Data:
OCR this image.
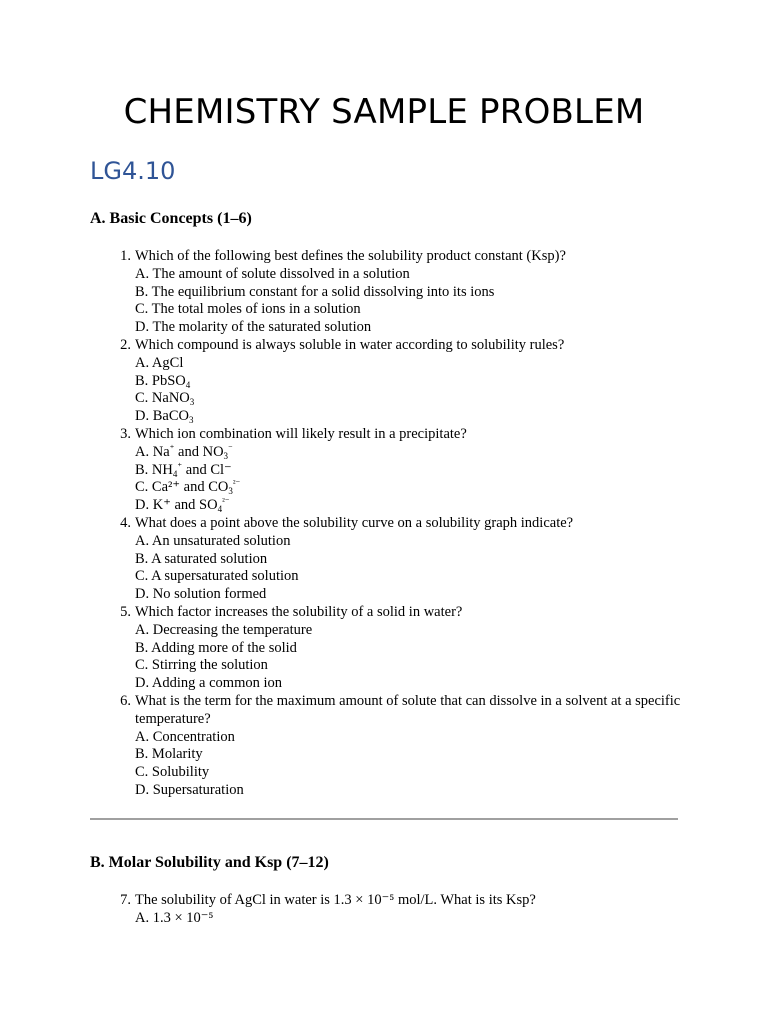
CHEMISTRY SAMPLE PROBLEM
LG4.10
A. Basic Concepts (1–6)
1. Which of the following best defines the solubility product constant (Ksp)?
A. The amount of solute dissolved in a solution
B. The equilibrium constant for a solid dissolving into its ions
C. The total moles of ions in a solution
D. The molarity of the saturated solution
2. Which compound is always soluble in water according to solubility rules?
A. AgCl
B. PbSO$_4$
C. NaNO$_3$
D. BaCO$_3$
3. Which ion combination will likely result in a precipitate?
A. Na⁺ and $NO_3^{^-}$
B. $NH_4^{^+}$ and Cl⁻
C. Ca²⁺ and $CO_3^{^{2-}}$
D. K⁺ and $SO_4^{^{2-}}$
4. What does a point above the solubility curve on a solubility graph indicate?
A. An unsaturated solution
B. A saturated solution
C. A supersaturated solution
D. No solution formed
5. Which factor increases the solubility of a solid in water?
A. Decreasing the temperature
B. Adding more of the solid
C. Stirring the solution
D. Adding a common ion
6. What is the term for the maximum amount of solute that can dissolve in a solvent at a specific temperature?
A. Concentration
B. Molarity
C. Solubility
D. Supersaturation
B. Molar Solubility and Ksp (7–12)
7. The solubility of AgCl in water is 1.3 × 10⁻⁵ mol/L. What is its Ksp?
A. 1.3 × 10⁻⁵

Exercise directions:
Using the material above, gather every line that includes "solid".

Output for this task:
B. The equilibrium constant for a solid dissolving into its ions
5. Which factor increases the solubility of a solid in water?
B. Adding more of the solid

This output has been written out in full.